::: DATA FOR PROCESSING :::

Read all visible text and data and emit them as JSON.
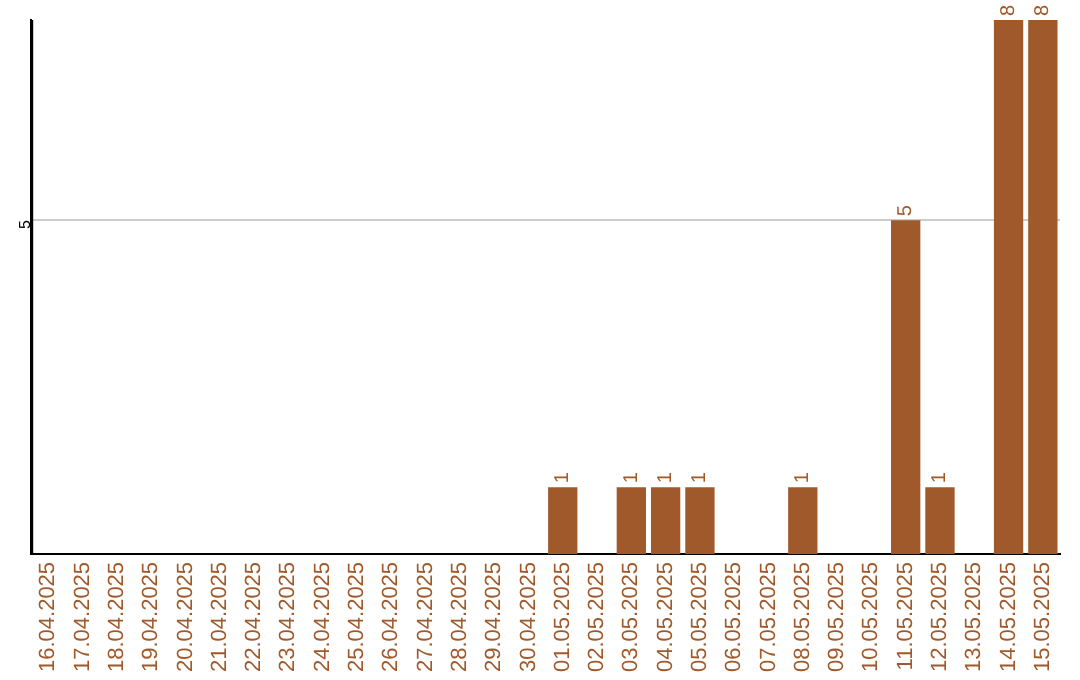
{
  "chart_data": {
    "type": "bar",
    "categories": [
      "16.04.2025",
      "17.04.2025",
      "18.04.2025",
      "19.04.2025",
      "20.04.2025",
      "21.04.2025",
      "22.04.2025",
      "23.04.2025",
      "24.04.2025",
      "25.04.2025",
      "26.04.2025",
      "27.04.2025",
      "28.04.2025",
      "29.04.2025",
      "30.04.2025",
      "01.05.2025",
      "02.05.2025",
      "03.05.2025",
      "04.05.2025",
      "05.05.2025",
      "06.05.2025",
      "07.05.2025",
      "08.05.2025",
      "09.05.2025",
      "10.05.2025",
      "11.05.2025",
      "12.05.2025",
      "13.05.2025",
      "14.05.2025",
      "15.05.2025"
    ],
    "values": [
      null,
      null,
      null,
      null,
      null,
      null,
      null,
      null,
      null,
      null,
      null,
      null,
      null,
      null,
      null,
      1,
      null,
      1,
      1,
      1,
      null,
      null,
      1,
      null,
      null,
      5,
      1,
      null,
      8,
      8
    ],
    "value_labels": [
      null,
      null,
      null,
      null,
      null,
      null,
      null,
      null,
      null,
      null,
      null,
      null,
      null,
      null,
      null,
      "1",
      null,
      "1",
      "1",
      "1",
      null,
      null,
      "1",
      null,
      null,
      "5",
      "1",
      null,
      "8",
      "8"
    ],
    "color": "#a0592a",
    "ylim": [
      0,
      8
    ],
    "yticks": [
      5
    ],
    "grid": "y",
    "legend": false
  }
}
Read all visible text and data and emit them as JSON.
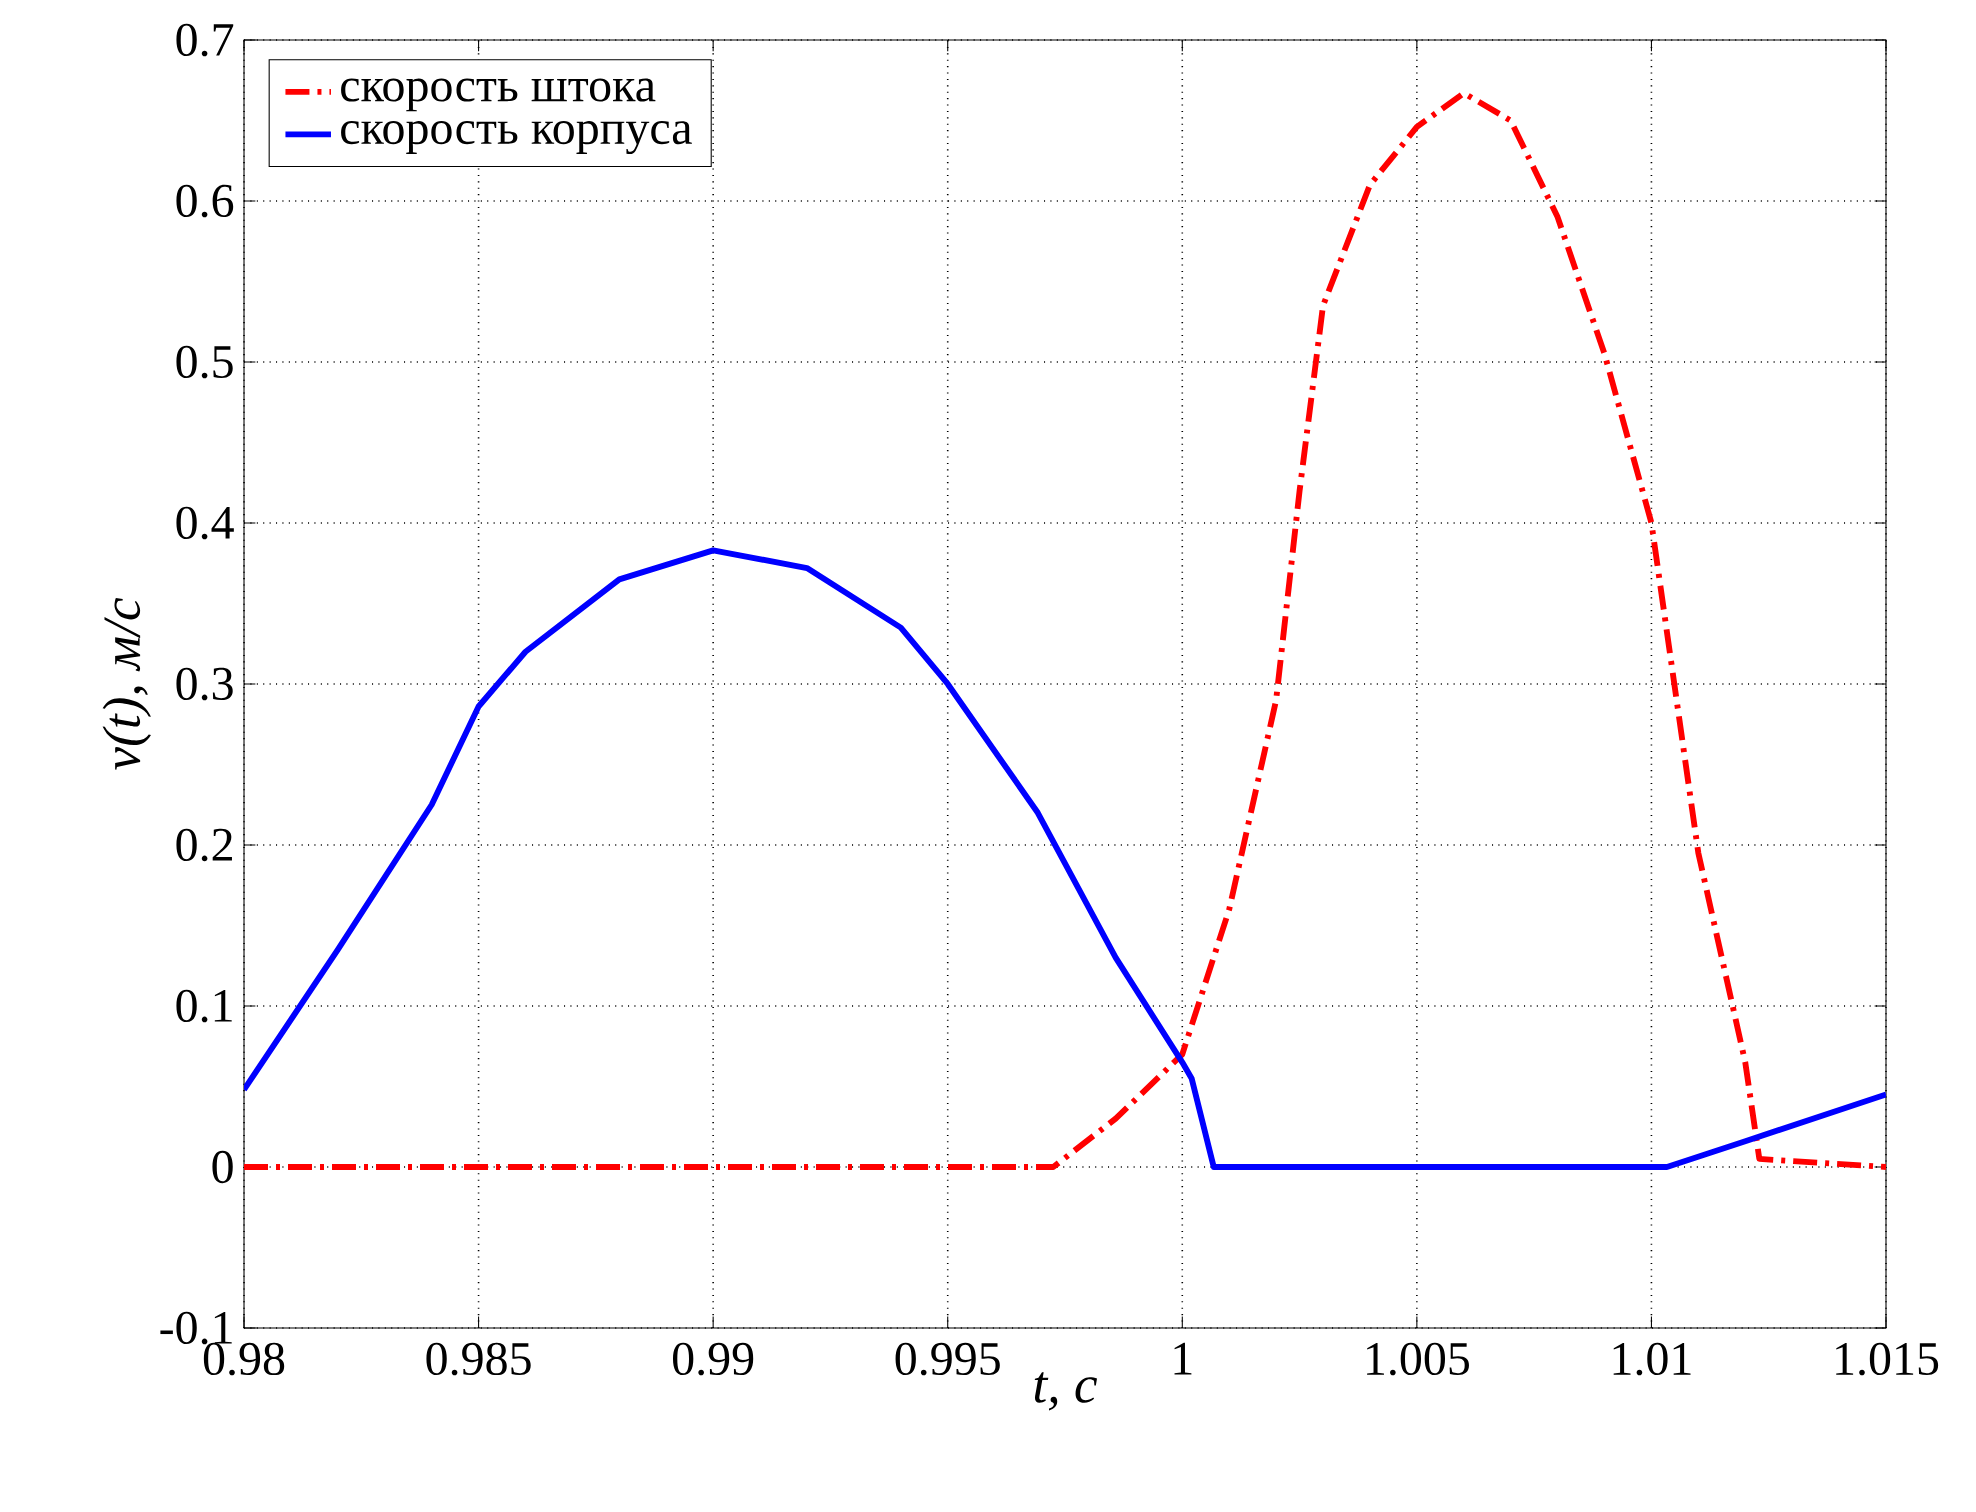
{
  "chart_data": {
    "type": "line",
    "xlabel": "*t, с*",
    "ylabel": "*v(t), м/с*",
    "xlim": [
      0.98,
      1.015
    ],
    "ylim": [
      -0.1,
      0.7
    ],
    "xticks": [
      0.98,
      0.985,
      0.99,
      0.995,
      1,
      1.005,
      1.01,
      1.015
    ],
    "yticks": [
      -0.1,
      0,
      0.1,
      0.2,
      0.3,
      0.4,
      0.5,
      0.6,
      0.7
    ],
    "grid": true,
    "legend": "top left",
    "marker": "none",
    "series": [
      {
        "name": "скорость штока",
        "color": "#ff0000",
        "line_style": "dashdot",
        "x": [
          0.98,
          0.99,
          0.997,
          0.99725,
          0.99858,
          1.0,
          1.001,
          1.002,
          1.0025,
          1.003,
          1.004,
          1.005,
          1.006,
          1.007,
          1.008,
          1.009,
          1.01,
          1.011,
          1.012,
          1.0123,
          1.015
        ],
        "values": [
          0,
          0,
          0,
          0,
          0.03,
          0.07,
          0.16,
          0.29,
          0.42,
          0.535,
          0.61,
          0.646,
          0.667,
          0.65,
          0.59,
          0.505,
          0.4,
          0.195,
          0.065,
          0.005,
          0
        ]
      },
      {
        "name": "скорость корпуса",
        "color": "#0000ff",
        "line_style": "solid",
        "x": [
          0.98,
          0.982,
          0.984,
          0.985,
          0.986,
          0.988,
          0.99,
          0.992,
          0.994,
          0.995,
          0.99692,
          0.99858,
          1.0,
          1.0002,
          1.00067,
          1.01033,
          1.012,
          1.015
        ],
        "values": [
          0.048,
          0.135,
          0.225,
          0.286,
          0.32,
          0.365,
          0.383,
          0.372,
          0.335,
          0.3,
          0.22,
          0.13,
          0.065,
          0.055,
          0,
          0,
          0.016,
          0.045
        ]
      }
    ]
  }
}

:::

_GIVEN PROBLEM_
Look over the material above and show each line where "name" appears.

_THE SOLUTION_
        "name": "скорость штока",
        "name": "скорость корпуса",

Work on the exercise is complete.